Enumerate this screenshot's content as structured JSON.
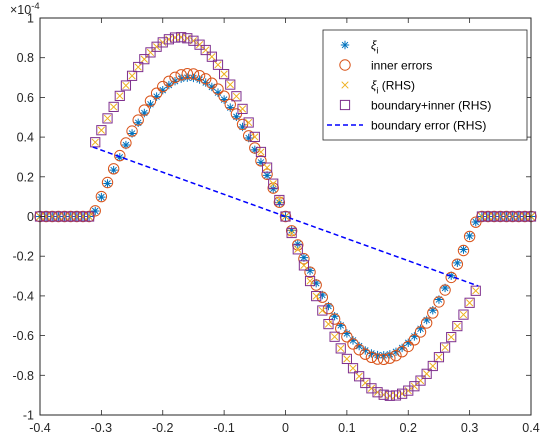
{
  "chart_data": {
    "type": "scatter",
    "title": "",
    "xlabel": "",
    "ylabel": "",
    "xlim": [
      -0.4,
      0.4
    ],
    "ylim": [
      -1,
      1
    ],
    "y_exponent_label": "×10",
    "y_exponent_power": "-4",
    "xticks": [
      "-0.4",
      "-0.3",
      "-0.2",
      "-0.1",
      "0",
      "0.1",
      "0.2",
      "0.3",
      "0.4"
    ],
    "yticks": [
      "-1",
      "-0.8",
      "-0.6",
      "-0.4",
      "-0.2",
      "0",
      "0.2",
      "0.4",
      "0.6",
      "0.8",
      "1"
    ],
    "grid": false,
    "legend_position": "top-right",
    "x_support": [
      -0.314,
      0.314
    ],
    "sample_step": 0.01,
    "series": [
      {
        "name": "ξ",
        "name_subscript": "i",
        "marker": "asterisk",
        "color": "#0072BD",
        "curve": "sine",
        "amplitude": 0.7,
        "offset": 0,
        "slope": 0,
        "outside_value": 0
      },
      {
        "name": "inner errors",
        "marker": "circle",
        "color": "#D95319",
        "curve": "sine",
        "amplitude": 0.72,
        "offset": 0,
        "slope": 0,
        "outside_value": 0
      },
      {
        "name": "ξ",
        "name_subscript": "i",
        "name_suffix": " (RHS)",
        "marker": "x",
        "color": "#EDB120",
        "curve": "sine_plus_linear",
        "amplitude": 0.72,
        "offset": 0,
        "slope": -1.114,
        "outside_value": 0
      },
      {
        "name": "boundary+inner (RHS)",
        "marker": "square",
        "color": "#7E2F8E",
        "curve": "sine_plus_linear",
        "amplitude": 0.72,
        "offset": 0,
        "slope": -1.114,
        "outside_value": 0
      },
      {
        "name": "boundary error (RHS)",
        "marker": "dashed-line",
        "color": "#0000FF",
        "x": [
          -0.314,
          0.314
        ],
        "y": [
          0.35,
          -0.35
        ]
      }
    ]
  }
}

· · · ·

WRITTEN INSTRUCTION -
Find every line in the listing that holds the string "marker", then say how many there are as a bare number.

EXPECTED ANSWER -
5